[Begin Data for processing]

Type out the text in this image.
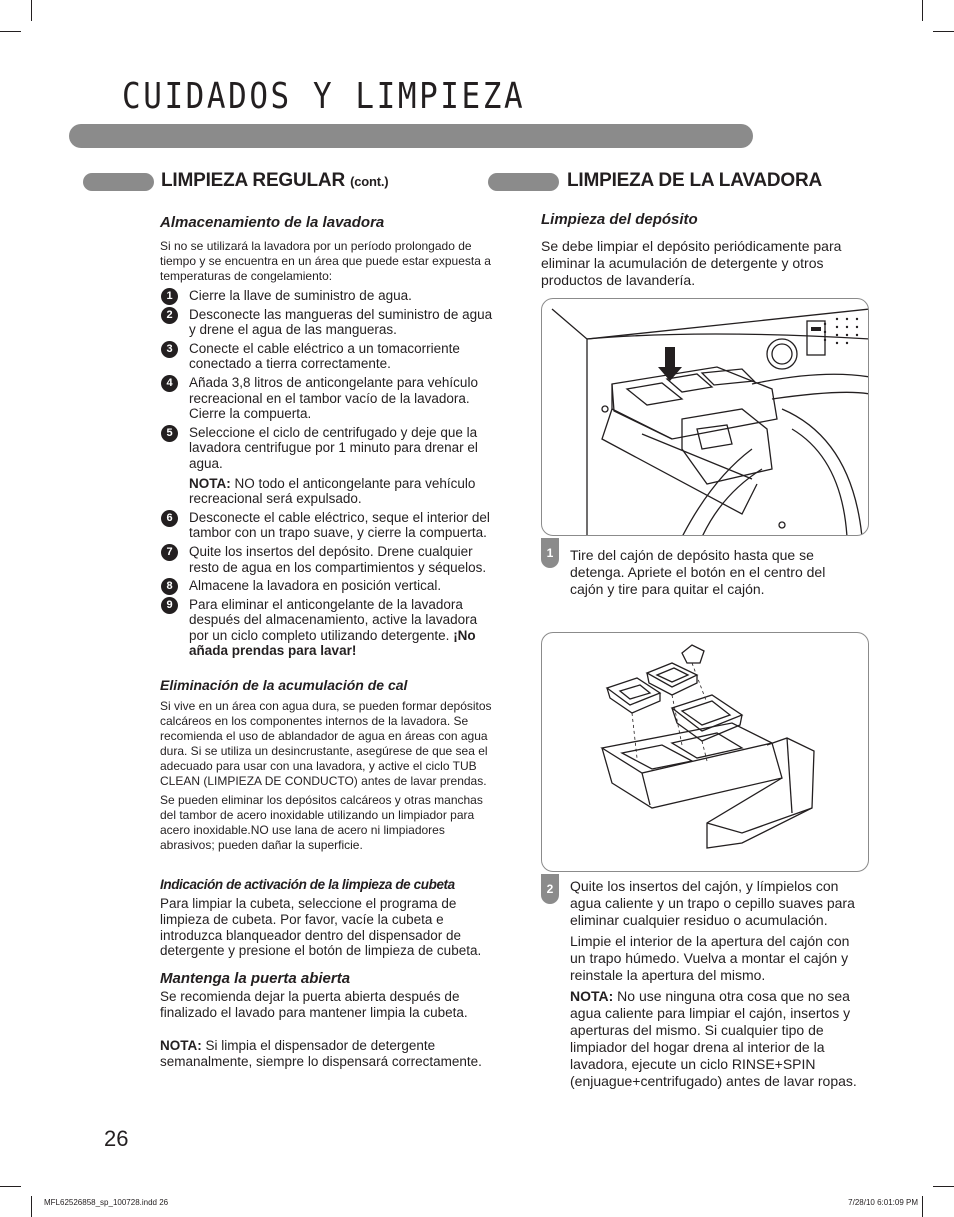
CUIDADOS Y LIMPIEZA
LIMPIEZA REGULAR (cont.)	LIMPIEZA DE LA LAVADORA
Almacenamiento de la lavadora

Si no se utilizará la lavadora por un período prolongado de tiempo y se encuentra en un área que puede estar expuesta a temperaturas de congelamiento:

1	Cierre la llave de suministro de agua.
2	Desconecte las mangueras del suministro de agua y drene el agua de las mangueras.
3	Conecte el cable eléctrico a un tomacorriente conectado a tierra correctamente.
4	Añada 3,8 litros de anticongelante para vehículo recreacional en el tambor vacío de la lavadora. Cierre la compuerta.
5	Seleccione el ciclo de centrifugado y deje que la lavadora centrifugue por 1 minuto para drenar el agua.
NOTA: NO todo el anticongelante para vehículo recreacional será expulsado.
6	Desconecte el cable eléctrico, seque el interior del tambor con un trapo suave, y cierre la compuerta.
7	Quite los insertos del depósito. Drene cualquier resto de agua en los compartimientos y séquelos.
8	Almacene la lavadora en posición vertical.
9	Para eliminar el anticongelante de la lavadora después del almacenamiento, active la lavadora por un ciclo completo utilizando detergente. ¡No añada prendas para lavar!
Eliminación de la acumulación de cal

Si vive en un área con agua dura, se pueden formar depósitos calcáreos en los componentes internos de la lavadora. Se recomienda el uso de ablandador de agua en áreas con agua dura. Si se utiliza un desincrustante, asegúrese de que sea el adecuado para usar con una lavadora, y active el ciclo TUB CLEAN (LIMPIEZA DE CONDUCTO) antes de lavar prendas.

Se pueden eliminar los depósitos calcáreos y otras manchas del tambor de acero inoxidable utilizando un limpiador para acero inoxidable.NO use lana de acero ni limpiadores abrasivos; pueden dañar la superficie.

Indicación de activación de la limpieza de cubeta

Para limpiar la cubeta, seleccione el programa de limpieza de cubeta. Por favor, vacíe la cubeta e introduzca blanqueador dentro del dispensador de detergente y presione el botón de limpieza de cubeta.

Mantenga la puerta abierta

Se recomienda dejar la puerta abierta después de finalizado el lavado para mantener limpia la cubeta.

NOTA: Si limpia el dispensador de detergente semanalmente, siempre lo dispensará correctamente.

26
Limpieza del depósito

Se debe limpiar el depósito periódicamente para eliminar la acumulación de detergente y otros productos de lavandería.

1	Tire del cajón de depósito hasta que se detenga. Apriete el botón en el centro del cajón y tire para quitar el cajón.

2	Quite los insertos del cajón, y límpielos con agua caliente y un trapo o cepillo suaves para eliminar cualquier residuo o acumulación.

Limpie el interior de la apertura del cajón con un trapo húmedo. Vuelva a montar el cajón y reinstale la apertura del mismo.

NOTA: No use ninguna otra cosa que no sea agua caliente para limpiar el cajón, insertos y aperturas del mismo. Si cualquier tipo de limpiador del hogar drena al interior de la lavadora, ejecute un ciclo RINSE+SPIN (enjuague+centrifugado) antes de lavar ropas.

MFL62526858_sp_100728.indd 26	7/28/10 6:01:09 PM
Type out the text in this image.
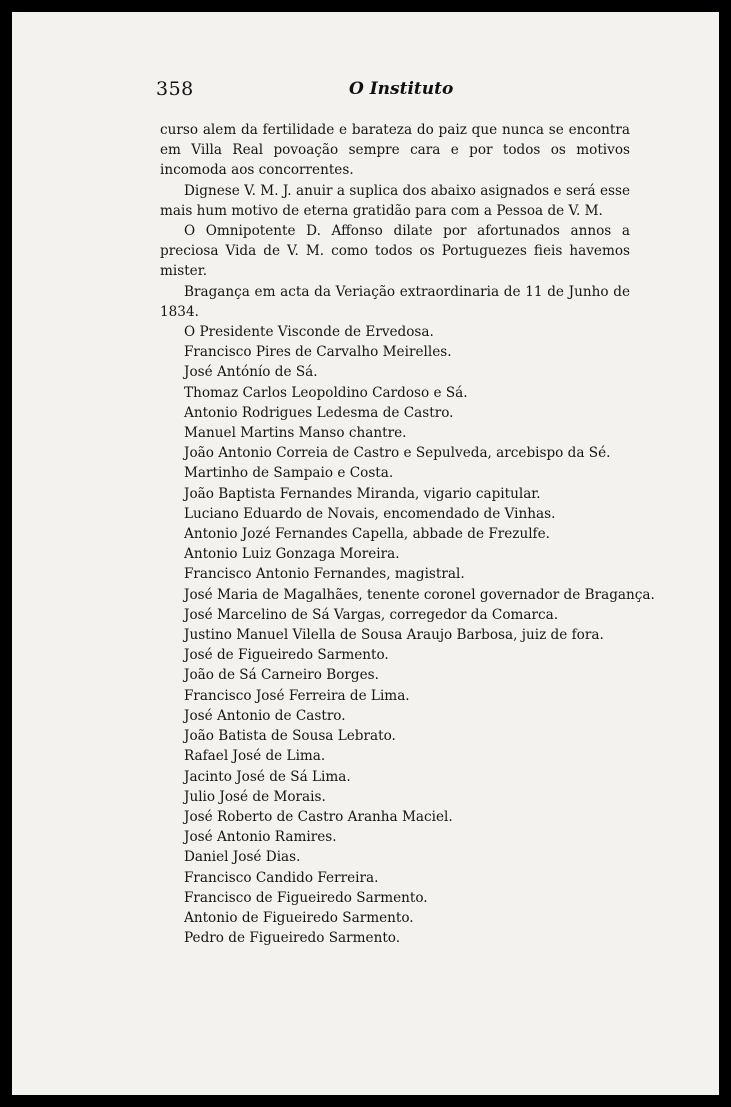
358	O Instituto

curso alem da fertilidade e barateza do paiz que nunca se encontra em Villa Real povoação sempre cara e por todos os motivos incomoda aos concorrentes.

Dignese V. M. J. anuir a suplica dos abaixo asignados e será esse mais hum motivo de eterna gratidão para com a Pessoa de V. M.

O Omnipotente D. Affonso dilate por afortunados annos a preciosa Vida de V. M. como todos os Portuguezes fieis havemos mister.

Bragança em acta da Veriação extraordinaria de 11 de Junho de 1834.

O Presidente Visconde de Ervedosa.
Francisco Pires de Carvalho Meirelles.
José Antónío de Sá.
Thomaz Carlos Leopoldino Cardoso e Sá.
Antonio Rodrigues Ledesma de Castro.
Manuel Martins Manso chantre.
João Antonio Correia de Castro e Sepulveda, arcebispo da Sé.
Martinho de Sampaio e Costa.
João Baptista Fernandes Miranda, vigario capitular.
Luciano Eduardo de Novais, encomendado de Vinhas.
Antonio Jozé Fernandes Capella, abbade de Frezulfe.
Antonio Luiz Gonzaga Moreira.
Francisco Antonio Fernandes, magistral.
José Maria de Magalhães, tenente coronel governador de Bragança.
José Marcelino de Sá Vargas, corregedor da Comarca.
Justino Manuel Vilella de Sousa Araujo Barbosa, juiz de fora.
José de Figueiredo Sarmento.
João de Sá Carneiro Borges.
Francisco José Ferreira de Lima.
José Antonio de Castro.
João Batista de Sousa Lebrato.
Rafael José de Lima.
Jacinto José de Sá Lima.
Julio José de Morais.
José Roberto de Castro Aranha Maciel.
José Antonio Ramires.
Daniel José Dias.
Francisco Candido Ferreira.
Francisco de Figueiredo Sarmento.
Antonio de Figueiredo Sarmento.
Pedro de Figueiredo Sarmento.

[End Data for processing]

*Written exercise*
Restate the entire listing word for word, excluding pictures.

*Exercise solution*
Type out the text in this image.
CUIDADOS Y LIMPIEZA
LIMPIEZA REGULAR (cont.)	LIMPIEZA DE LA LAVADORA
Almacenamiento de la lavadora

Si no se utilizará la lavadora por un período prolongado de tiempo y se encuentra en un área que puede estar expuesta a temperaturas de congelamiento:

1	Cierre la llave de suministro de agua.
2	Desconecte las mangueras del suministro de agua y drene el agua de las mangueras.
3	Conecte el cable eléctrico a un tomacorriente conectado a tierra correctamente.
4	Añada 3,8 litros de anticongelante para vehículo recreacional en el tambor vacío de la lavadora. Cierre la compuerta.
5	Seleccione el ciclo de centrifugado y deje que la lavadora centrifugue por 1 minuto para drenar el agua.
NOTA: NO todo el anticongelante para vehículo recreacional será expulsado.
6	Desconecte el cable eléctrico, seque el interior del tambor con un trapo suave, y cierre la compuerta.
7	Quite los insertos del depósito. Drene cualquier resto de agua en los compartimientos y séquelos.
8	Almacene la lavadora en posición vertical.
9	Para eliminar el anticongelante de la lavadora después del almacenamiento, active la lavadora por un ciclo completo utilizando detergente. ¡No añada prendas para lavar!
Eliminación de la acumulación de cal

Si vive en un área con agua dura, se pueden formar depósitos calcáreos en los componentes internos de la lavadora. Se recomienda el uso de ablandador de agua en áreas con agua dura. Si se utiliza un desincrustante, asegúrese de que sea el adecuado para usar con una lavadora, y active el ciclo TUB CLEAN (LIMPIEZA DE CONDUCTO) antes de lavar prendas.

Se pueden eliminar los depósitos calcáreos y otras manchas del tambor de acero inoxidable utilizando un limpiador para acero inoxidable.NO use lana de acero ni limpiadores abrasivos; pueden dañar la superficie.

Indicación de activación de la limpieza de cubeta

Para limpiar la cubeta, seleccione el programa de limpieza de cubeta. Por favor, vacíe la cubeta e introduzca blanqueador dentro del dispensador de detergente y presione el botón de limpieza de cubeta.

Mantenga la puerta abierta

Se recomienda dejar la puerta abierta después de finalizado el lavado para mantener limpia la cubeta.

NOTA: Si limpia el dispensador de detergente semanalmente, siempre lo dispensará correctamente.

26
Limpieza del depósito

Se debe limpiar el depósito periódicamente para eliminar la acumulación de detergente y otros productos de lavandería.

1	Tire del cajón de depósito hasta que se detenga. Apriete el botón en el centro del cajón y tire para quitar el cajón.

2	Quite los insertos del cajón, y límpielos con agua caliente y un trapo o cepillo suaves para eliminar cualquier residuo o acumulación.

Limpie el interior de la apertura del cajón con un trapo húmedo. Vuelva a montar el cajón y reinstale la apertura del mismo.

NOTA: No use ninguna otra cosa que no sea agua caliente para limpiar el cajón, insertos y aperturas del mismo. Si cualquier tipo de limpiador del hogar drena al interior de la lavadora, ejecute un ciclo RINSE+SPIN (enjuague+centrifugado) antes de lavar ropas.

MFL62526858_sp_100728.indd 26	7/28/10 6:01:09 PM
Type out the text in this image.
358	O Instituto

curso alem da fertilidade e barateza do paiz que nunca se encontra em Villa Real povoação sempre cara e por todos os motivos incomoda aos concorrentes.

Dignese V. M. J. anuir a suplica dos abaixo asignados e será esse mais hum motivo de eterna gratidão para com a Pessoa de V. M.

O Omnipotente D. Affonso dilate por afortunados annos a preciosa Vida de V. M. como todos os Portuguezes fieis havemos mister.

Bragança em acta da Veriação extraordinaria de 11 de Junho de 1834.

O Presidente Visconde de Ervedosa.
Francisco Pires de Carvalho Meirelles.
José Antónío de Sá.
Thomaz Carlos Leopoldino Cardoso e Sá.
Antonio Rodrigues Ledesma de Castro.
Manuel Martins Manso chantre.
João Antonio Correia de Castro e Sepulveda, arcebispo da Sé.
Martinho de Sampaio e Costa.
João Baptista Fernandes Miranda, vigario capitular.
Luciano Eduardo de Novais, encomendado de Vinhas.
Antonio Jozé Fernandes Capella, abbade de Frezulfe.
Antonio Luiz Gonzaga Moreira.
Francisco Antonio Fernandes, magistral.
José Maria de Magalhães, tenente coronel governador de Bragança.
José Marcelino de Sá Vargas, corregedor da Comarca.
Justino Manuel Vilella de Sousa Araujo Barbosa, juiz de fora.
José de Figueiredo Sarmento.
João de Sá Carneiro Borges.
Francisco José Ferreira de Lima.
José Antonio de Castro.
João Batista de Sousa Lebrato.
Rafael José de Lima.
Jacinto José de Sá Lima.
Julio José de Morais.
José Roberto de Castro Aranha Maciel.
José Antonio Ramires.
Daniel José Dias.
Francisco Candido Ferreira.
Francisco de Figueiredo Sarmento.
Antonio de Figueiredo Sarmento.
Pedro de Figueiredo Sarmento.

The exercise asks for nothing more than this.